## Given request
Take down each entry exactly as written.

## The data

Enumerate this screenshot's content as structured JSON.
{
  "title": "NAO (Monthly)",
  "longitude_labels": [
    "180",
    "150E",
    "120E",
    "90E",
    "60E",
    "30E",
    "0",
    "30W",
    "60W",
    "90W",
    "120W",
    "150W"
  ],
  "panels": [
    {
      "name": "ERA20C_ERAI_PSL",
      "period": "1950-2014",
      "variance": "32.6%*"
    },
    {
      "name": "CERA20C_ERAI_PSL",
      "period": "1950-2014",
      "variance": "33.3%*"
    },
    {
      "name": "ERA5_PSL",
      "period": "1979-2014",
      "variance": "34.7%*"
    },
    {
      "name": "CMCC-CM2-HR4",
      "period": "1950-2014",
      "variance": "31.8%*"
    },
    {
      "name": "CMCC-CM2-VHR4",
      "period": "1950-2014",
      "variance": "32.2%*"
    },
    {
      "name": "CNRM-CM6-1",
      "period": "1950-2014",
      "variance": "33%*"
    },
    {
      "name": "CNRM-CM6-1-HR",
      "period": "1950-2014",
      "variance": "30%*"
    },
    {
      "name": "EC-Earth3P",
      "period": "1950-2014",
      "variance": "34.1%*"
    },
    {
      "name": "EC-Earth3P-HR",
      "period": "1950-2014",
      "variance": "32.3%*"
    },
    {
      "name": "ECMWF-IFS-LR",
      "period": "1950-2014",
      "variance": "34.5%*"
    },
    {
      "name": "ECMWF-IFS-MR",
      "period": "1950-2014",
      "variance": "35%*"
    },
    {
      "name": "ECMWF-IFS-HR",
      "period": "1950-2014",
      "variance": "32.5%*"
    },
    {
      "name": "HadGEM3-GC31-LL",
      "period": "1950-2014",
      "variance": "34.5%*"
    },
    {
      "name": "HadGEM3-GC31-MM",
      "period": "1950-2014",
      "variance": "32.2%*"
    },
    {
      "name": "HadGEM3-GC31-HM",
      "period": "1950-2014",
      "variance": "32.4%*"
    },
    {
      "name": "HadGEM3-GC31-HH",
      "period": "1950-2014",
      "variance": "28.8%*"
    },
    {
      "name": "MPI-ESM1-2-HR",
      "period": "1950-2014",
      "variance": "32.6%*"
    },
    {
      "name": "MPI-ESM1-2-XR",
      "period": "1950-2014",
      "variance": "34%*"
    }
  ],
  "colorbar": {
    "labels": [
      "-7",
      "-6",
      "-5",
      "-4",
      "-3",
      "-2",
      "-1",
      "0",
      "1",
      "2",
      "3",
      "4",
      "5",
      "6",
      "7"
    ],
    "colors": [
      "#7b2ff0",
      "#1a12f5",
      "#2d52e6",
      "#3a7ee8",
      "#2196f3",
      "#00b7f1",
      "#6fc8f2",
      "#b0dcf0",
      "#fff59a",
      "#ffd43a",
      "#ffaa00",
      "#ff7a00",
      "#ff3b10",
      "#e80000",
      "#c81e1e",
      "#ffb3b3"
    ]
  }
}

## Complete answer
Enumerate this screenshot's content as structured JSON.
{
  "title": "NAO (Monthly)",
  "longitude_labels": [
    "180",
    "150E",
    "120E",
    "90E",
    "60E",
    "30E",
    "0",
    "30W",
    "60W",
    "90W",
    "120W",
    "150W"
  ],
  "panels": [
    {
      "name": "ERA20C_ERAI_PSL",
      "period": "1950-2014",
      "variance": "32.6%*"
    },
    {
      "name": "CERA20C_ERAI_PSL",
      "period": "1950-2014",
      "variance": "33.3%*"
    },
    {
      "name": "ERA5_PSL",
      "period": "1979-2014",
      "variance": "34.7%*"
    },
    {
      "name": "CMCC-CM2-HR4",
      "period": "1950-2014",
      "variance": "31.8%*"
    },
    {
      "name": "CMCC-CM2-VHR4",
      "period": "1950-2014",
      "variance": "32.2%*"
    },
    {
      "name": "CNRM-CM6-1",
      "period": "1950-2014",
      "variance": "33%*"
    },
    {
      "name": "CNRM-CM6-1-HR",
      "period": "1950-2014",
      "variance": "30%*"
    },
    {
      "name": "EC-Earth3P",
      "period": "1950-2014",
      "variance": "34.1%*"
    },
    {
      "name": "EC-Earth3P-HR",
      "period": "1950-2014",
      "variance": "32.3%*"
    },
    {
      "name": "ECMWF-IFS-LR",
      "period": "1950-2014",
      "variance": "34.5%*"
    },
    {
      "name": "ECMWF-IFS-MR",
      "period": "1950-2014",
      "variance": "35%*"
    },
    {
      "name": "ECMWF-IFS-HR",
      "period": "1950-2014",
      "variance": "32.5%*"
    },
    {
      "name": "HadGEM3-GC31-LL",
      "period": "1950-2014",
      "variance": "34.5%*"
    },
    {
      "name": "HadGEM3-GC31-MM",
      "period": "1950-2014",
      "variance": "32.2%*"
    },
    {
      "name": "HadGEM3-GC31-HM",
      "period": "1950-2014",
      "variance": "32.4%*"
    },
    {
      "name": "HadGEM3-GC31-HH",
      "period": "1950-2014",
      "variance": "28.8%*"
    },
    {
      "name": "MPI-ESM1-2-HR",
      "period": "1950-2014",
      "variance": "32.6%*"
    },
    {
      "name": "MPI-ESM1-2-XR",
      "period": "1950-2014",
      "variance": "34%*"
    }
  ],
  "colorbar": {
    "labels": [
      "-7",
      "-6",
      "-5",
      "-4",
      "-3",
      "-2",
      "-1",
      "0",
      "1",
      "2",
      "3",
      "4",
      "5",
      "6",
      "7"
    ],
    "colors": [
      "#7b2ff0",
      "#1a12f5",
      "#2d52e6",
      "#3a7ee8",
      "#2196f3",
      "#00b7f1",
      "#6fc8f2",
      "#b0dcf0",
      "#fff59a",
      "#ffd43a",
      "#ffaa00",
      "#ff7a00",
      "#ff3b10",
      "#e80000",
      "#c81e1e",
      "#ffb3b3"
    ]
  }
}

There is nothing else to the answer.